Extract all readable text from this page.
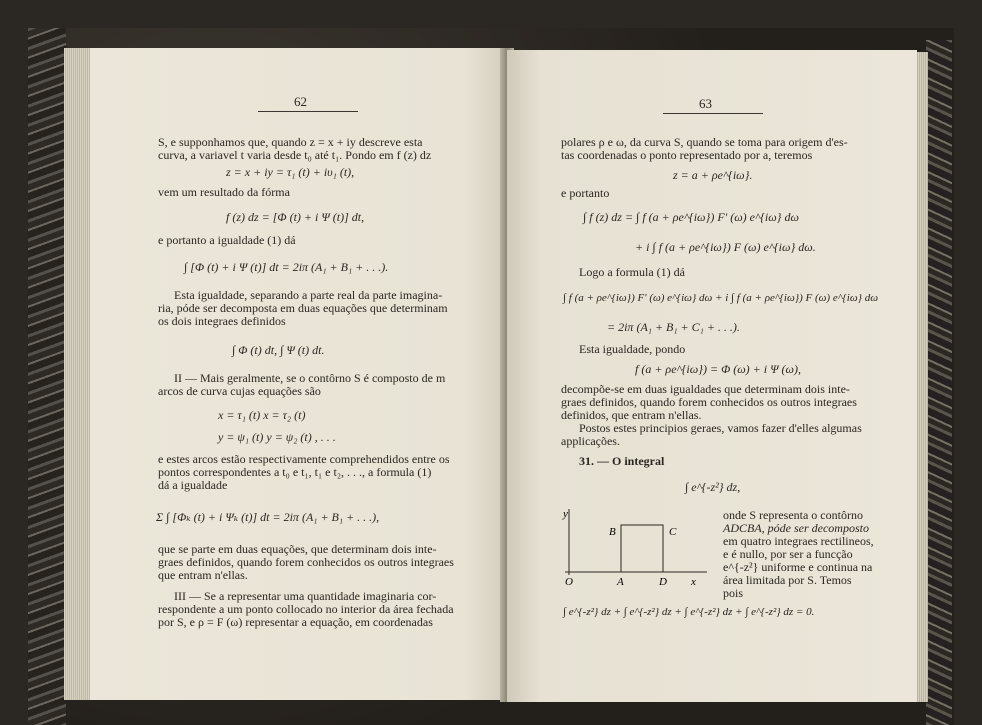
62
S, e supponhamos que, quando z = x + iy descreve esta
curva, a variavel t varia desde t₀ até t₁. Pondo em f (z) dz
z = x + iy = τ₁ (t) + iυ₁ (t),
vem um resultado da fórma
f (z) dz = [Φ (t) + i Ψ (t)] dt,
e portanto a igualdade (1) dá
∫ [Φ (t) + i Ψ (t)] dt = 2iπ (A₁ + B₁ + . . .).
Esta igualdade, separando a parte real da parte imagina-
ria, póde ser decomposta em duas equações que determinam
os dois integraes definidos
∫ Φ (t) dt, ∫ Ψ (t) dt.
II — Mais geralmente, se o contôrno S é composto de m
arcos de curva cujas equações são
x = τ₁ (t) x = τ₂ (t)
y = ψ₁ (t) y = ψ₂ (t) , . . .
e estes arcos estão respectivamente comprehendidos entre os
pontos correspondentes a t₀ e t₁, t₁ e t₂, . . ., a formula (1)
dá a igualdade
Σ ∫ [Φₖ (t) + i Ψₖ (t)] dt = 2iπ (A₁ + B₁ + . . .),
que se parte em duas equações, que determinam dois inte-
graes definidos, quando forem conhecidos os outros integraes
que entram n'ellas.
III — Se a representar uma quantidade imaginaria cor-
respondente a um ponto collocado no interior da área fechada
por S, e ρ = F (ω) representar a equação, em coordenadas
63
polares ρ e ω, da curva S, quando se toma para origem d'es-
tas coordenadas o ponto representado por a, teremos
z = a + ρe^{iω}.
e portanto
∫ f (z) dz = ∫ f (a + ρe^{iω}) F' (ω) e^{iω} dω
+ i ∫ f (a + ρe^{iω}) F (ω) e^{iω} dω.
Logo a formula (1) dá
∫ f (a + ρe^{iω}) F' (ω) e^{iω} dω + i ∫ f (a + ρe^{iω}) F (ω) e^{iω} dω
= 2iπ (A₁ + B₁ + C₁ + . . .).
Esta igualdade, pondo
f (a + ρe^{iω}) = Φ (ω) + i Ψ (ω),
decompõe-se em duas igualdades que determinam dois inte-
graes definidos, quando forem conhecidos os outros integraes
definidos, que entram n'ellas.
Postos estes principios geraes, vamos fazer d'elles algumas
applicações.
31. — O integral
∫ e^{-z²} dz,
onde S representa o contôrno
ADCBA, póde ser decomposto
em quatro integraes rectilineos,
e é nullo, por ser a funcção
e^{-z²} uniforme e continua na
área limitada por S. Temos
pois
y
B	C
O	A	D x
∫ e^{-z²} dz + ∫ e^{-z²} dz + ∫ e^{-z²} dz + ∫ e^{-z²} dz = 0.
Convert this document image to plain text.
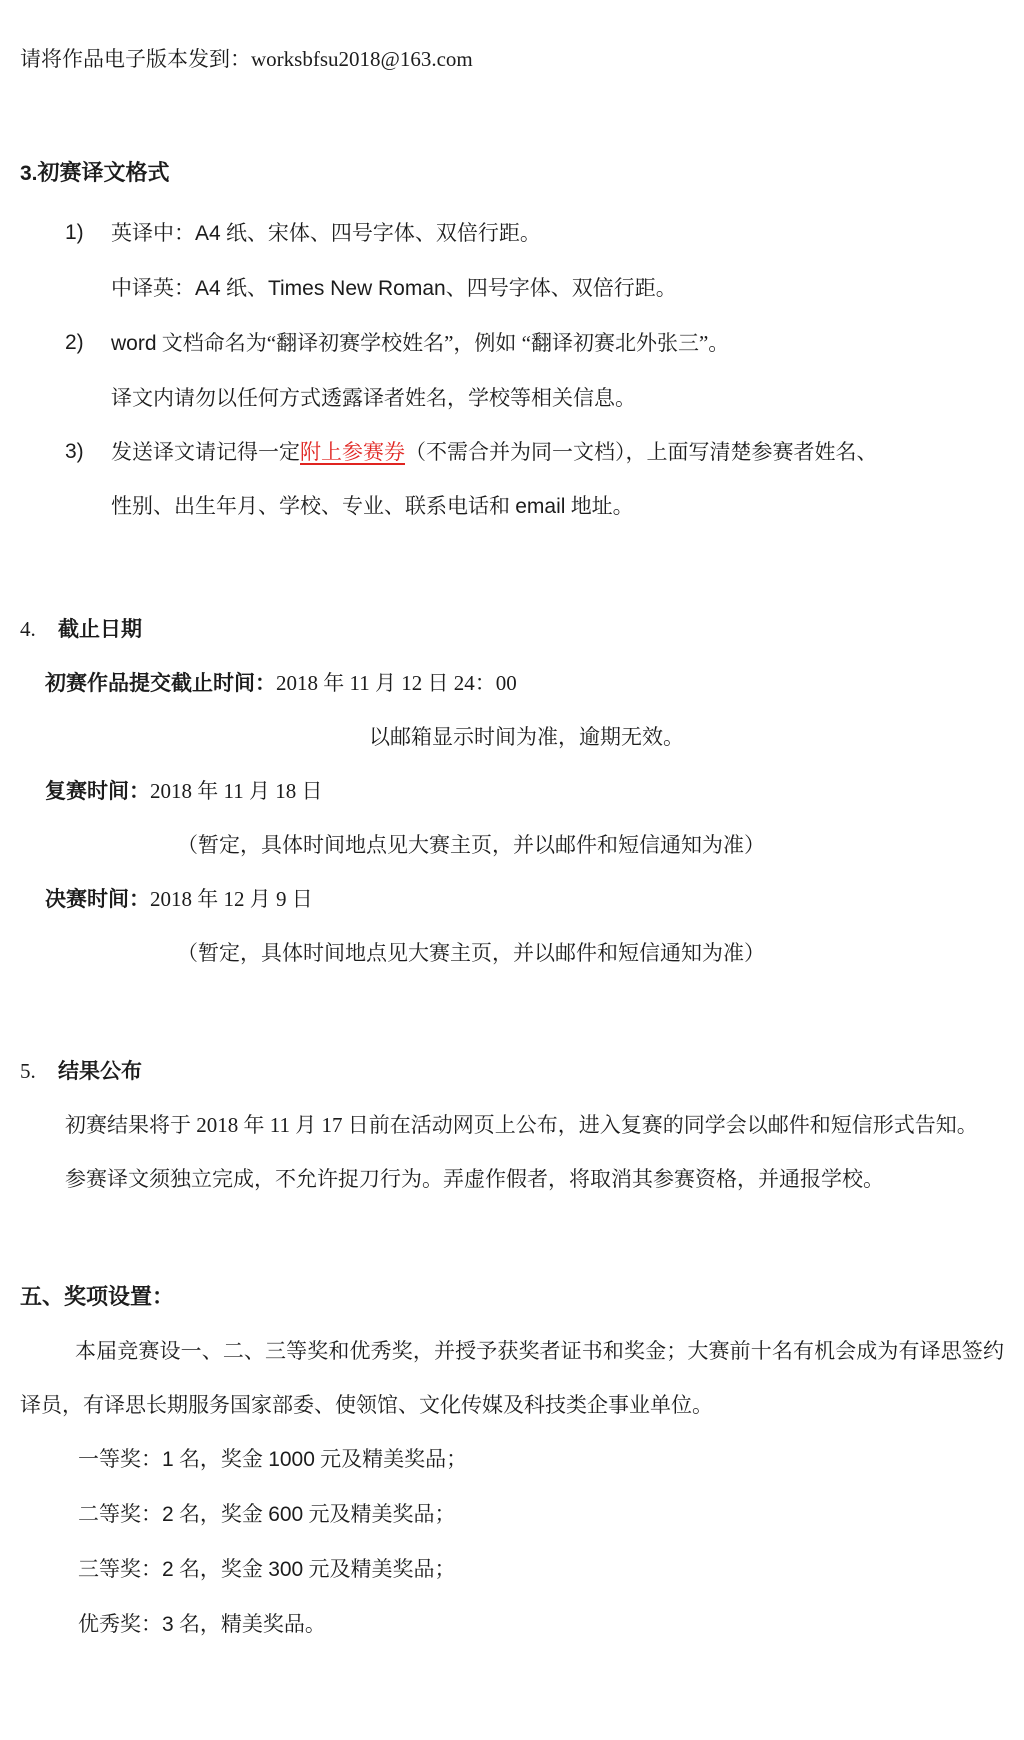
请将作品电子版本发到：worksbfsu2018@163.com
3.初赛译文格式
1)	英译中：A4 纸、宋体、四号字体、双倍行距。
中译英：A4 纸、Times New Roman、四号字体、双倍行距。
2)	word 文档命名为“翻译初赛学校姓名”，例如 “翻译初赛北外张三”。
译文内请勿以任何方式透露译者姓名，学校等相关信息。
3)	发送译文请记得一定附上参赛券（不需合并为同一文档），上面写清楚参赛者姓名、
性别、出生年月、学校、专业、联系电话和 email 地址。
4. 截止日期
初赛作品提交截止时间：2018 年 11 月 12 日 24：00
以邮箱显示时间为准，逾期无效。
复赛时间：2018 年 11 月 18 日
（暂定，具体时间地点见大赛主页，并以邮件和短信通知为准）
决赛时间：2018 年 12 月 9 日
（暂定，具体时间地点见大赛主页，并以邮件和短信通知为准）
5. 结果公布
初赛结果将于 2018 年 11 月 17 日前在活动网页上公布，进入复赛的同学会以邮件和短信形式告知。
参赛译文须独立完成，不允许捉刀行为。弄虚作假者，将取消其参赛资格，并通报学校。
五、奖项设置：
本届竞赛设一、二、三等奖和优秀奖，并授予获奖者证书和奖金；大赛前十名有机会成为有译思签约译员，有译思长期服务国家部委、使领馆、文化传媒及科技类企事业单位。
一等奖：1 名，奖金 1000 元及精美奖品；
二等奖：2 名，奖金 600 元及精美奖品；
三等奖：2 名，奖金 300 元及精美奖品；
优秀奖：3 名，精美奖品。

===

* [INSTRUCTIONS TO FOLLOW]
Pictures excluded, quote all the data above exactly.

* [RESPONSE TO THIS TASK]
Extract all readable text from this page.
62
S, e supponhamos que, quando z = x + iy descreve esta
curva, a variavel t varia desde t₀ até t₁. Pondo em f (z) dz
z = x + iy = τ₁ (t) + iυ₁ (t),
vem um resultado da fórma
f (z) dz = [Φ (t) + i Ψ (t)] dt,
e portanto a igualdade (1) dá
∫ [Φ (t) + i Ψ (t)] dt = 2iπ (A₁ + B₁ + . . .).
Esta igualdade, separando a parte real da parte imagina-
ria, póde ser decomposta em duas equações que determinam
os dois integraes definidos
∫ Φ (t) dt, ∫ Ψ (t) dt.
II — Mais geralmente, se o contôrno S é composto de m
arcos de curva cujas equações são
x = τ₁ (t) x = τ₂ (t)
y = ψ₁ (t) y = ψ₂ (t) , . . .
e estes arcos estão respectivamente comprehendidos entre os
pontos correspondentes a t₀ e t₁, t₁ e t₂, . . ., a formula (1)
dá a igualdade
Σ ∫ [Φₖ (t) + i Ψₖ (t)] dt = 2iπ (A₁ + B₁ + . . .),
que se parte em duas equações, que determinam dois inte-
graes definidos, quando forem conhecidos os outros integraes
que entram n'ellas.
III — Se a representar uma quantidade imaginaria cor-
respondente a um ponto collocado no interior da área fechada
por S, e ρ = F (ω) representar a equação, em coordenadas
63
polares ρ e ω, da curva S, quando se toma para origem d'es-
tas coordenadas o ponto representado por a, teremos
z = a + ρe^{iω}.
e portanto
∫ f (z) dz = ∫ f (a + ρe^{iω}) F' (ω) e^{iω} dω
+ i ∫ f (a + ρe^{iω}) F (ω) e^{iω} dω.
Logo a formula (1) dá
∫ f (a + ρe^{iω}) F' (ω) e^{iω} dω + i ∫ f (a + ρe^{iω}) F (ω) e^{iω} dω
= 2iπ (A₁ + B₁ + C₁ + . . .).
Esta igualdade, pondo
f (a + ρe^{iω}) = Φ (ω) + i Ψ (ω),
decompõe-se em duas igualdades que determinam dois inte-
graes definidos, quando forem conhecidos os outros integraes
definidos, que entram n'ellas.
Postos estes principios geraes, vamos fazer d'elles algumas
applicações.
31. — O integral
∫ e^{-z²} dz,
onde S representa o contôrno
ADCBA, póde ser decomposto
em quatro integraes rectilineos,
e é nullo, por ser a funcção
e^{-z²} uniforme e continua na
área limitada por S. Temos
pois
y
B	C
O	A	D x
∫ e^{-z²} dz + ∫ e^{-z²} dz + ∫ e^{-z²} dz + ∫ e^{-z²} dz = 0.
Convert this document image to plain text.
请将作品电子版本发到：worksbfsu2018@163.com
3.初赛译文格式
1)	英译中：A4 纸、宋体、四号字体、双倍行距。
中译英：A4 纸、Times New Roman、四号字体、双倍行距。
2)	word 文档命名为“翻译初赛学校姓名”，例如 “翻译初赛北外张三”。
译文内请勿以任何方式透露译者姓名，学校等相关信息。
3)	发送译文请记得一定附上参赛券（不需合并为同一文档），上面写清楚参赛者姓名、
性别、出生年月、学校、专业、联系电话和 email 地址。
4. 截止日期
初赛作品提交截止时间：2018 年 11 月 12 日 24：00
以邮箱显示时间为准，逾期无效。
复赛时间：2018 年 11 月 18 日
（暂定，具体时间地点见大赛主页，并以邮件和短信通知为准）
决赛时间：2018 年 12 月 9 日
（暂定，具体时间地点见大赛主页，并以邮件和短信通知为准）
5. 结果公布
初赛结果将于 2018 年 11 月 17 日前在活动网页上公布，进入复赛的同学会以邮件和短信形式告知。
参赛译文须独立完成，不允许捉刀行为。弄虚作假者，将取消其参赛资格，并通报学校。
五、奖项设置：
本届竞赛设一、二、三等奖和优秀奖，并授予获奖者证书和奖金；大赛前十名有机会成为有译思签约译员，有译思长期服务国家部委、使领馆、文化传媒及科技类企事业单位。
一等奖：1 名，奖金 1000 元及精美奖品；
二等奖：2 名，奖金 600 元及精美奖品；
三等奖：2 名，奖金 300 元及精美奖品；
优秀奖：3 名，精美奖品。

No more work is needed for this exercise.